◆ Task prompt: In the listing below, locate the lines bearing the word "username". Copy every one of them.

◆ Supplied data:
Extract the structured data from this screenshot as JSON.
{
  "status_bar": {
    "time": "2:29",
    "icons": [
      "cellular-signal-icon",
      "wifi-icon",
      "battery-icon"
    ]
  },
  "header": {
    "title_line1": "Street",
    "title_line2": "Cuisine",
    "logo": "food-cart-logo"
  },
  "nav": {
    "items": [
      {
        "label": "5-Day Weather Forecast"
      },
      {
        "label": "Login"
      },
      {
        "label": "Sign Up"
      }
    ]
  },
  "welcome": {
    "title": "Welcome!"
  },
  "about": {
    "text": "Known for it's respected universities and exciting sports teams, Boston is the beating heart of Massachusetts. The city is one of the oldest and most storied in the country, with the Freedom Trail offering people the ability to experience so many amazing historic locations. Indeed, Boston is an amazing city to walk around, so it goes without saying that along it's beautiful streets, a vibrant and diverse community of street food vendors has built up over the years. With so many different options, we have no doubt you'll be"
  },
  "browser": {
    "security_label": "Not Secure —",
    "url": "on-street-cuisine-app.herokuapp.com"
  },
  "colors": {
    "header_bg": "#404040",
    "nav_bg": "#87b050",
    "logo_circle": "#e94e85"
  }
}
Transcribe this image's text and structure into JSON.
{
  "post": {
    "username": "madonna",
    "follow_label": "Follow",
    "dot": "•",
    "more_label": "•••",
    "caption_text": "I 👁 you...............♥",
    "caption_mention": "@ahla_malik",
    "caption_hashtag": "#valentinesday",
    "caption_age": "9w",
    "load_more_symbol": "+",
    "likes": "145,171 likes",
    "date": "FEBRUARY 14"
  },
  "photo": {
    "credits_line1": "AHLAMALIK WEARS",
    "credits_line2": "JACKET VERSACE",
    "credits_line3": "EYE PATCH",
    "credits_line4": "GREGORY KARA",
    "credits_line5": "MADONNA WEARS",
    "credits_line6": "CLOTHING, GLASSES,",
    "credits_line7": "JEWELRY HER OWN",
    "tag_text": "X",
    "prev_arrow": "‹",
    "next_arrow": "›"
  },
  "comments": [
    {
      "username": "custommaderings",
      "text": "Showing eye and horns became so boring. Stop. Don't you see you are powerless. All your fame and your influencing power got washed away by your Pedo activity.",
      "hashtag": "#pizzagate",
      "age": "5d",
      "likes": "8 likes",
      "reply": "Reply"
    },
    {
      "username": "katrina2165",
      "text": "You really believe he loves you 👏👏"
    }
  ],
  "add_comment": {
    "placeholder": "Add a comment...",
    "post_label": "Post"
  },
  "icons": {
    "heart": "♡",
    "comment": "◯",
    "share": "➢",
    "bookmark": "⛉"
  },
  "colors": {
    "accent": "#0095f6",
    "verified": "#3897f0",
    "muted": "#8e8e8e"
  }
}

◆ Written answer:
    "username": "madonna",
      "username": "custommaderings",
      "username": "katrina2165",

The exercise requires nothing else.